* _What you should do_: State how many lines of the entries include the string "this", please, leaving out everything but the number.

-------- Records for the task --------

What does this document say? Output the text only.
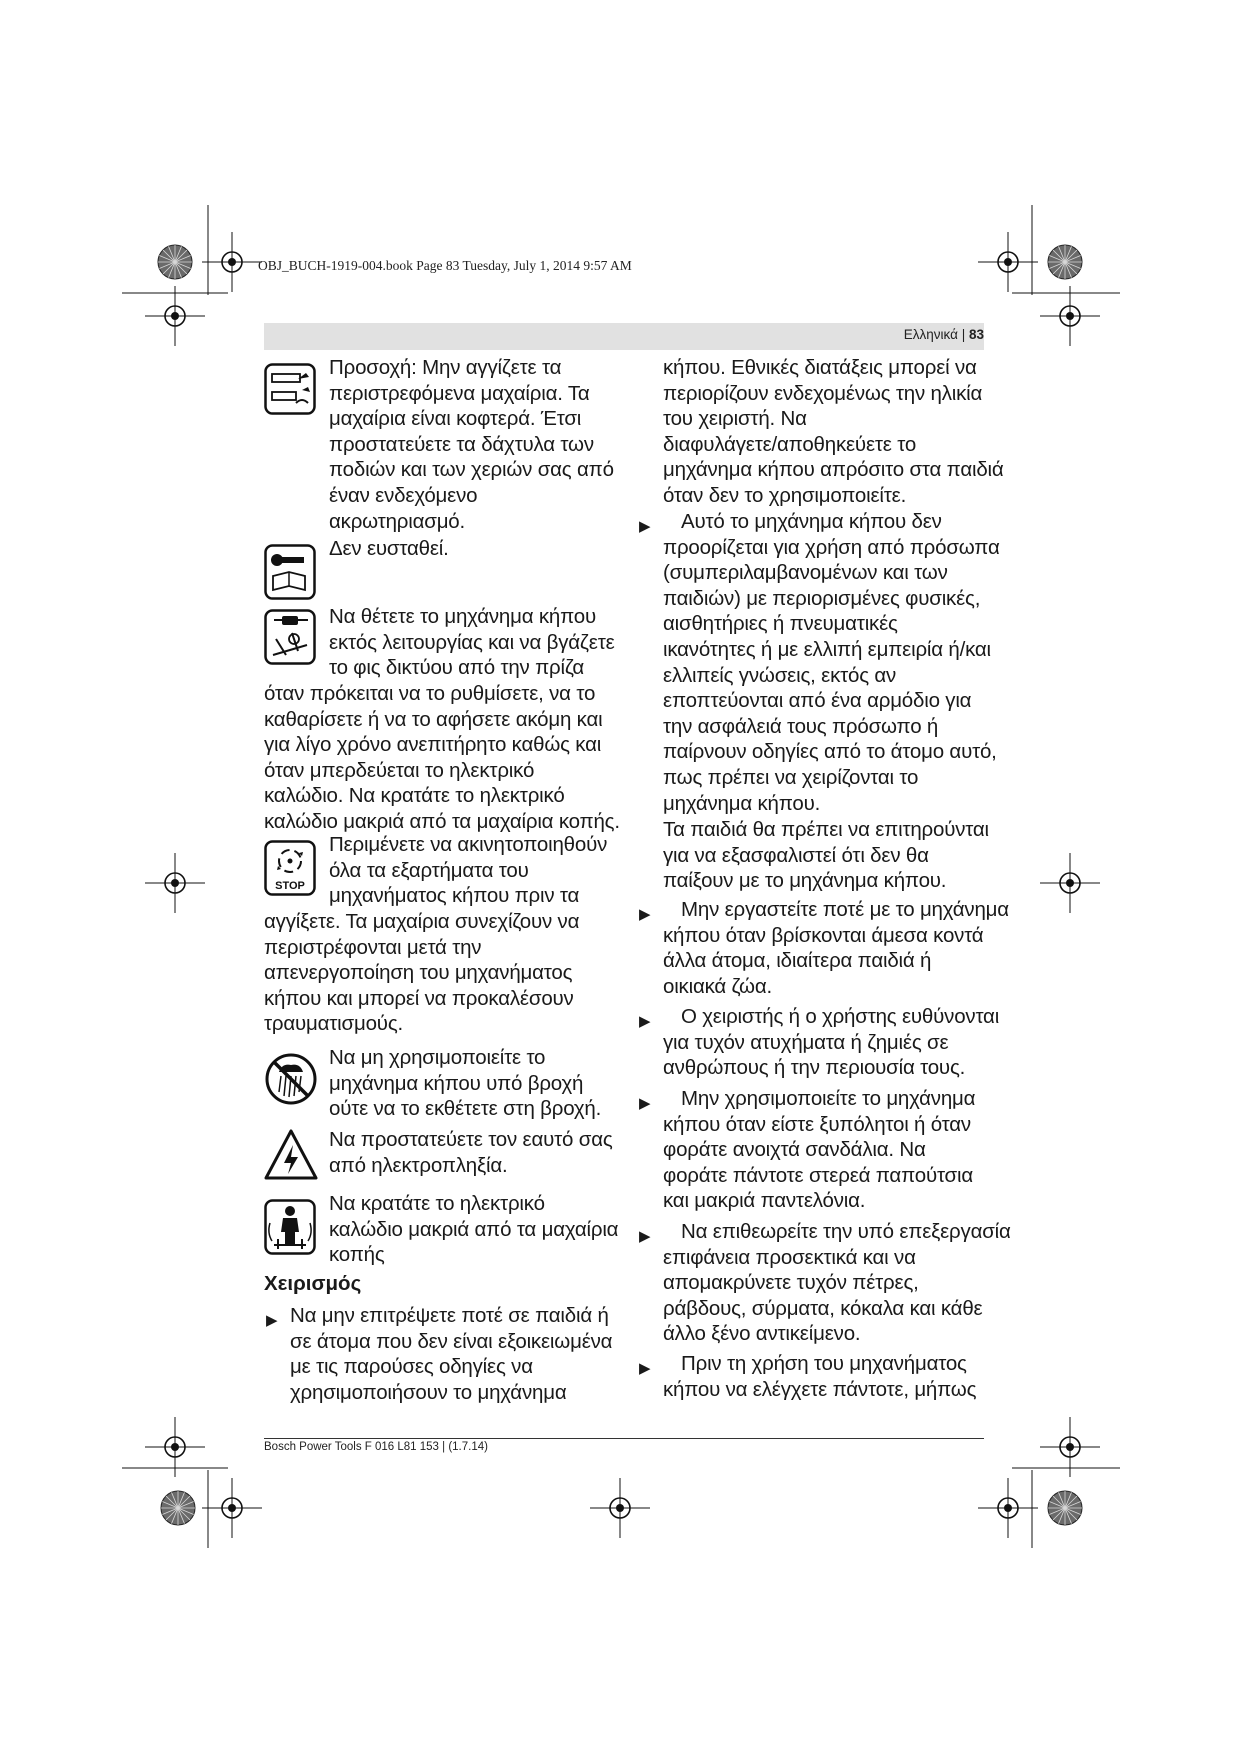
OBJ_BUCH-1919-004.book Page 83 Tuesday, July 1, 2014 9:57 AM
Ελληνικά | 83
Προσοχή: Μην αγγίζετε τα
περιστρεφόμενα μαχαίρια. Τα
μαχαίρια είναι κοφτερά. Έτσι
προστατεύετε τα δάχτυλα των
ποδιών και των χεριών σας από
έναν ενδεχόμενο
ακρωτηριασμό.
Δεν ευσταθεί.
Να θέτετε το μηχάνημα κήπου
εκτός λειτουργίας και να βγάζετε
το φις δικτύου από την πρίζα
όταν πρόκειται να το ρυθμίσετε, να το
καθαρίσετε ή να το αφήσετε ακόμη και
για λίγο χρόνο ανεπιτήρητο καθώς και
όταν μπερδεύεται το ηλεκτρικό
καλώδιο. Να κρατάτε το ηλεκτρικό
καλώδιο μακριά από τα μαχαίρια κοπής.
STOP
Περιμένετε να ακινητοποιηθούν
όλα τα εξαρτήματα του
μηχανήματος κήπου πριν τα
αγγίξετε. Τα μαχαίρια συνεχίζουν να
περιστρέφονται μετά την
απενεργοποίηση του μηχανήματος
κήπου και μπορεί να προκαλέσουν
τραυματισμούς.
Να μη χρησιμοποιείτε το
μηχάνημα κήπου υπό βροχή
ούτε να το εκθέτετε στη βροχή.
Να προστατεύετε τον εαυτό σας
από ηλεκτροπληξία.
Να κρατάτε το ηλεκτρικό
καλώδιο μακριά από τα μαχαίρια
κοπής
Χειρισμός
▶ Να μην επιτρέψετε ποτέ σε παιδιά ή
σε άτομα που δεν είναι εξοικειωμένα
με τις παρούσες οδηγίες να
χρησιμοποιήσουν το μηχάνημα
κήπου. Εθνικές διατάξεις μπορεί να
περιορίζουν ενδεχομένως την ηλικία
του χειριστή. Να
διαφυλάγετε/αποθηκεύετε το
μηχάνημα κήπου απρόσιτο στα παιδιά
όταν δεν το χρησιμοποιείτε.
▶	Αυτό το μηχάνημα κήπου δεν
προορίζεται για χρήση από πρόσωπα
(συμπεριλαμβανομένων και των
παιδιών) με περιορισμένες φυσικές,
αισθητήριες ή πνευματικές
ικανότητες ή με ελλιπή εμπειρία ή/και
ελλιπείς γνώσεις, εκτός αν
εποπτεύονται από ένα αρμόδιο για
την ασφάλειά τους πρόσωπο ή
παίρνουν οδηγίες από το άτομο αυτό,
πως πρέπει να χειρίζονται το
μηχάνημα κήπου.
Τα παιδιά θα πρέπει να επιτηρούνται
για να εξασφαλιστεί ότι δεν θα
παίξουν με το μηχάνημα κήπου.
▶	Μην εργαστείτε ποτέ με το μηχάνημα
κήπου όταν βρίσκονται άμεσα κοντά
άλλα άτομα, ιδιαίτερα παιδιά ή
οικιακά ζώα.
▶	Ο χειριστής ή ο χρήστης ευθύνονται
για τυχόν ατυχήματα ή ζημιές σε
ανθρώπους ή την περιουσία τους.
▶	Μην χρησιμοποιείτε το μηχάνημα
κήπου όταν είστε ξυπόλητοι ή όταν
φοράτε ανοιχτά σανδάλια. Να
φοράτε πάντοτε στερεά παπούτσια
και μακριά παντελόνια.
▶	Να επιθεωρείτε την υπό επεξεργασία
επιφάνεια προσεκτικά και να
απομακρύνετε τυχόν πέτρες,
ράβδους, σύρματα, κόκαλα και κάθε
άλλο ξένο αντικείμενο.
▶	Πριν τη χρήση του μηχανήματος
κήπου να ελέγχετε πάντοτε, μήπως
Bosch Power Tools F 016 L81 153 | (1.7.14)
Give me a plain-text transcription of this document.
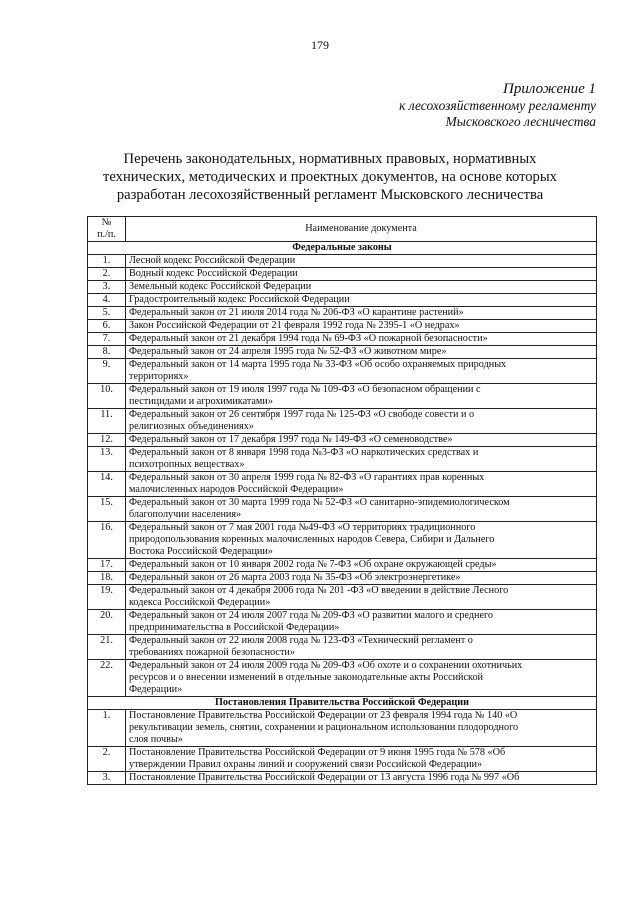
179
Приложение 1
к лесохозяйственному регламенту
Мысковского лесничества
Перечень законодательных, нормативных правовых, нормативных
технических, методических и проектных документов, на основе которых
разработан лесохозяйственный регламент Мысковского лесничества
№
п./п.	Наименование документа
Федеральные законы	
1.	Лесной кодекс Российской Федерации

2.	Водный кодекс Российской Федерации

3.	Земельный кодекс Российской Федерации

4.	Градостроительный кодекс Российской Федерации

5.	Федеральный закон от 21 июля 2014 года № 206-ФЗ «О карантине растений»

6.	Закон Российской Федерации от 21 февраля 1992 года № 2395-1 «О недрах»

7.	Федеральный закон от 21 декабря 1994 года № 69-ФЗ «О пожарной безопасности»

8.	Федеральный закон от 24 апреля 1995 года № 52-ФЗ «О животном мире»

9.	Федеральный закон от 14 марта 1995 года № 33-ФЗ «Об особо охраняемых природных
территориях»

10.	Федеральный закон от 19 июля 1997 года № 109-ФЗ «О безопасном обращении с
пестицидами и агрохимикатами»

11.	Федеральный закон от 26 сентября 1997 года № 125-ФЗ «О свободе совести и о
религиозных объединениях»

12.	Федеральный закон от 17 декабря 1997 года № 149-ФЗ «О семеноводстве»

13.	Федеральный закон от 8 января 1998 года №3-ФЗ «О наркотических средствах и
психотропных веществах»

14.	Федеральный закон от 30 апреля 1999 года № 82-ФЗ «О гарантиях прав коренных
малочисленных народов Российской Федерации»

15.	Федеральный закон от 30 марта 1999 года № 52-ФЗ «О санитарно-эпидемиологическом
благополучии населения»

16.	Федеральный закон от 7 мая 2001 года №49-ФЗ «О территориях традиционного
природопользования коренных малочисленных народов Севера, Сибири и Дальнего
Востока Российской Федерации»

17.	Федеральный закон от 10 января 2002 года № 7-ФЗ «Об охране окружающей среды»

18.	Федеральный закон от 26 марта 2003 года № 35-ФЗ «Об электроэнергетике»

19.	Федеральный закон от 4 декабря 2006 года № 201 -ФЗ «О введении в действие Лесного
кодекса Российской Федерации»

20.	Федеральный закон от 24 июля 2007 года № 209-ФЗ «О развитии малого и среднего
предпринимательства в Российской Федерации»

21.	Федеральный закон от 22 июля 2008 года № 123-ФЗ «Технический регламент о
требованиях пожарной безопасности»

22.	Федеральный закон от 24 июля 2009 года № 209-ФЗ «Об охоте и о сохранении охотничьих
ресурсов и о внесении изменений в отдельные законодательные акты Российской
Федерации»

Постановления Правительства Российской Федерации	
1.	Постановление Правительства Российской Федерации от 23 февраля 1994 года № 140 «О
рекультивации земель, снятии, сохранении и рациональном использовании плодородного
слоя почвы»

2.	Постановление Правительства Российской Федерации от 9 июня 1995 года № 578 «Об
утверждении Правил охраны линий и сооружений связи Российской Федерации»

3.	Постановление Правительства Российской Федерации от 13 августа 1996 года № 997 «Об
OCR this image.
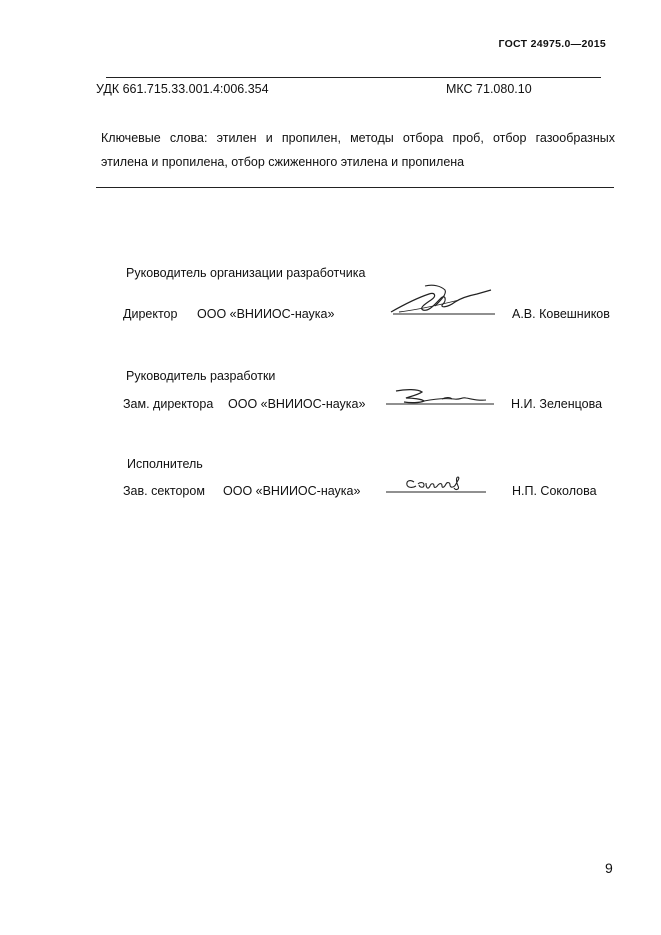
ГОСТ 24975.0—2015
УДК 661.715.33.001.4:006.354	МКС 71.080.10
Ключевые слова: этилен и пропилен, методы отбора проб, отбор газообразных
этилена и пропилена, отбор сжиженного этилена и пропилена
Руководитель организации разработчика
Директор ООО «ВНИИОС-наука»	А.В. Ковешников
Руководитель разработки
Зам. директора ООО «ВНИИОС-наука»	Н.И. Зеленцова
Исполнитель
Зав. сектором ООО «ВНИИОС-наука»	Н.П. Соколова
9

--------

* _Solved exercise_: 3